* [To do]: Reproduce the data below line for line, with no changes.

BEGIN

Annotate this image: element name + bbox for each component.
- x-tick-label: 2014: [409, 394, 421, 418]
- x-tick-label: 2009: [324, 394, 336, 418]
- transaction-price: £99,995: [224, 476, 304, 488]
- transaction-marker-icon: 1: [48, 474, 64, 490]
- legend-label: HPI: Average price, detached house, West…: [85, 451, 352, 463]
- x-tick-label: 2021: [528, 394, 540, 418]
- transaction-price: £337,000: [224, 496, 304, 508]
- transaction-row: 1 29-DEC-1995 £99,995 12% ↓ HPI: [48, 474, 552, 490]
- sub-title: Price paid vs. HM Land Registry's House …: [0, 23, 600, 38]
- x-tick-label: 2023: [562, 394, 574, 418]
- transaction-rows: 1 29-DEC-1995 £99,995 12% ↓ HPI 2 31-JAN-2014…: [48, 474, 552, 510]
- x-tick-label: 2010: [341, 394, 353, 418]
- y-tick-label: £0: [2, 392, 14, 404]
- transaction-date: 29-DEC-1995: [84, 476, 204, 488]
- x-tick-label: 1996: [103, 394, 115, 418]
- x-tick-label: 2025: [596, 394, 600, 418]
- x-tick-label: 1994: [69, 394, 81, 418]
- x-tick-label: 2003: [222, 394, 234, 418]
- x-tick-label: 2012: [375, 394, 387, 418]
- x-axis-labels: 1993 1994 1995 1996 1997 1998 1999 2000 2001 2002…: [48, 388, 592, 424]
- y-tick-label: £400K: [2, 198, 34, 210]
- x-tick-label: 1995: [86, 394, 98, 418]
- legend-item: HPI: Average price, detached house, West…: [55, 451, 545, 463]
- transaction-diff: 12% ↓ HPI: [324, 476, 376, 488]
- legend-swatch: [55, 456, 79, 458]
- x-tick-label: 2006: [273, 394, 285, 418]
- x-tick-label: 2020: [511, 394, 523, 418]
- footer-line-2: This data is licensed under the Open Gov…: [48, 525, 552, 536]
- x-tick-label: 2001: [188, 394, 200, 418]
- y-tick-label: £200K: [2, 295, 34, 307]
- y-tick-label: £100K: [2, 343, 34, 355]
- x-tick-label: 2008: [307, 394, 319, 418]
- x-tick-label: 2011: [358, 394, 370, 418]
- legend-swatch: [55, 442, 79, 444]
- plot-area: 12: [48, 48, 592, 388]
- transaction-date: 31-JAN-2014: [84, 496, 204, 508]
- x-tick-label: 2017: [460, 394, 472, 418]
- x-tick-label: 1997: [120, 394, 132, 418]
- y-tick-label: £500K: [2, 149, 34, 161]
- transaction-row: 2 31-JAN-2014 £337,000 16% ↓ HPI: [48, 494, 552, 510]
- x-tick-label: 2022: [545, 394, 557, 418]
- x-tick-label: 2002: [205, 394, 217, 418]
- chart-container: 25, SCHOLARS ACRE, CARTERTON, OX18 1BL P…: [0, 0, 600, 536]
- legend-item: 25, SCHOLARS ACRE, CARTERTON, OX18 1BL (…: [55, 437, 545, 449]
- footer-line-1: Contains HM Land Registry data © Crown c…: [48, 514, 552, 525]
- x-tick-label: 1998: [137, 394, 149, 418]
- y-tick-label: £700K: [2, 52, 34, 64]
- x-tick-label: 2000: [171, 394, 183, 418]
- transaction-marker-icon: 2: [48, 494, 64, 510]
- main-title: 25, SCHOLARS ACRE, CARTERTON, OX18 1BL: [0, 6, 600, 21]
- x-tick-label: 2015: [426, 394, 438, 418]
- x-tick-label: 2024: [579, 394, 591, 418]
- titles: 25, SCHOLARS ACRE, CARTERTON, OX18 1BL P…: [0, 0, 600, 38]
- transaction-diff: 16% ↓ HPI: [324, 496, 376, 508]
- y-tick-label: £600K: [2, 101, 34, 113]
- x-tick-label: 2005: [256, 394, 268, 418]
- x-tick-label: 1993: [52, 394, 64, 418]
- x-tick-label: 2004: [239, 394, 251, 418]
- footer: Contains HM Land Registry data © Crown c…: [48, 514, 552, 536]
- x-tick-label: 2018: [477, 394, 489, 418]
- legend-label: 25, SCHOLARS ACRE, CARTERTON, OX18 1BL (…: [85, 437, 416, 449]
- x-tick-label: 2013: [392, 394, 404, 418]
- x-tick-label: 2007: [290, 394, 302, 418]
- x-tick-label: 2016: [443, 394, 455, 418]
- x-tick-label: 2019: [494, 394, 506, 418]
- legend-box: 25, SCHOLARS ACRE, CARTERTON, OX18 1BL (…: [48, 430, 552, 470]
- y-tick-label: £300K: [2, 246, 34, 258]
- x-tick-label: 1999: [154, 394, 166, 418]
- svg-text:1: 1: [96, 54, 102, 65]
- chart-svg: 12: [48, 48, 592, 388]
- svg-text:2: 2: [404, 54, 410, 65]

END

* [Answer below]:
Annotate this image: element name + bbox for each component.
- x-tick-label: 2014: [409, 394, 421, 418]
- x-tick-label: 2009: [324, 394, 336, 418]
- transaction-price: £99,995: [224, 476, 304, 488]
- transaction-marker-icon: 1: [48, 474, 64, 490]
- legend-label: HPI: Average price, detached house, West…: [85, 451, 352, 463]
- x-tick-label: 2021: [528, 394, 540, 418]
- transaction-price: £337,000: [224, 496, 304, 508]
- transaction-row: 1 29-DEC-1995 £99,995 12% ↓ HPI: [48, 474, 552, 490]
- sub-title: Price paid vs. HM Land Registry's House …: [0, 23, 600, 38]
- x-tick-label: 2023: [562, 394, 574, 418]
- transaction-rows: 1 29-DEC-1995 £99,995 12% ↓ HPI 2 31-JAN-2014…: [48, 474, 552, 510]
- x-tick-label: 2010: [341, 394, 353, 418]
- y-tick-label: £0: [2, 392, 14, 404]
- transaction-date: 29-DEC-1995: [84, 476, 204, 488]
- x-tick-label: 1996: [103, 394, 115, 418]
- x-tick-label: 2025: [596, 394, 600, 418]
- x-tick-label: 1994: [69, 394, 81, 418]
- x-tick-label: 2003: [222, 394, 234, 418]
- x-tick-label: 2012: [375, 394, 387, 418]
- x-axis-labels: 1993 1994 1995 1996 1997 1998 1999 2000 2001 2002…: [48, 388, 592, 424]
- y-tick-label: £400K: [2, 198, 34, 210]
- x-tick-label: 1995: [86, 394, 98, 418]
- legend-item: HPI: Average price, detached house, West…: [55, 451, 545, 463]
- transaction-diff: 12% ↓ HPI: [324, 476, 376, 488]
- legend-swatch: [55, 456, 79, 458]
- x-tick-label: 2006: [273, 394, 285, 418]
- x-tick-label: 2020: [511, 394, 523, 418]
- footer-line-2: This data is licensed under the Open Gov…: [48, 525, 552, 536]
- x-tick-label: 2001: [188, 394, 200, 418]
- y-tick-label: £200K: [2, 295, 34, 307]
- y-tick-label: £100K: [2, 343, 34, 355]
- x-tick-label: 2008: [307, 394, 319, 418]
- x-tick-label: 2011: [358, 394, 370, 418]
- legend-swatch: [55, 442, 79, 444]
- plot-area: 12: [48, 48, 592, 388]
- transaction-date: 31-JAN-2014: [84, 496, 204, 508]
- x-tick-label: 2017: [460, 394, 472, 418]
- x-tick-label: 1997: [120, 394, 132, 418]
- y-tick-label: £500K: [2, 149, 34, 161]
- transaction-row: 2 31-JAN-2014 £337,000 16% ↓ HPI: [48, 494, 552, 510]
- x-tick-label: 2022: [545, 394, 557, 418]
- x-tick-label: 2002: [205, 394, 217, 418]
- chart-container: 25, SCHOLARS ACRE, CARTERTON, OX18 1BL P…: [0, 0, 600, 536]
- legend-item: 25, SCHOLARS ACRE, CARTERTON, OX18 1BL (…: [55, 437, 545, 449]
- footer-line-1: Contains HM Land Registry data © Crown c…: [48, 514, 552, 525]
- x-tick-label: 1998: [137, 394, 149, 418]
- y-tick-label: £700K: [2, 52, 34, 64]
- x-tick-label: 2000: [171, 394, 183, 418]
- transaction-marker-icon: 2: [48, 494, 64, 510]
- main-title: 25, SCHOLARS ACRE, CARTERTON, OX18 1BL: [0, 6, 600, 21]
- x-tick-label: 2015: [426, 394, 438, 418]
- x-tick-label: 2024: [579, 394, 591, 418]
- titles: 25, SCHOLARS ACRE, CARTERTON, OX18 1BL P…: [0, 0, 600, 38]
- transaction-diff: 16% ↓ HPI: [324, 496, 376, 508]
- y-tick-label: £600K: [2, 101, 34, 113]
- x-tick-label: 2005: [256, 394, 268, 418]
- x-tick-label: 1993: [52, 394, 64, 418]
- x-tick-label: 2004: [239, 394, 251, 418]
- footer: Contains HM Land Registry data © Crown c…: [48, 514, 552, 536]
- x-tick-label: 2018: [477, 394, 489, 418]
- legend-label: 25, SCHOLARS ACRE, CARTERTON, OX18 1BL (…: [85, 437, 416, 449]
- x-tick-label: 2013: [392, 394, 404, 418]
- x-tick-label: 2007: [290, 394, 302, 418]
- x-tick-label: 2016: [443, 394, 455, 418]
- x-tick-label: 2019: [494, 394, 506, 418]
- legend-box: 25, SCHOLARS ACRE, CARTERTON, OX18 1BL (…: [48, 430, 552, 470]
- y-tick-label: £300K: [2, 246, 34, 258]
- x-tick-label: 1999: [154, 394, 166, 418]
- svg-text:1: 1: [96, 54, 102, 65]
- chart-svg: 12: [48, 48, 592, 388]
- svg-text:2: 2: [404, 54, 410, 65]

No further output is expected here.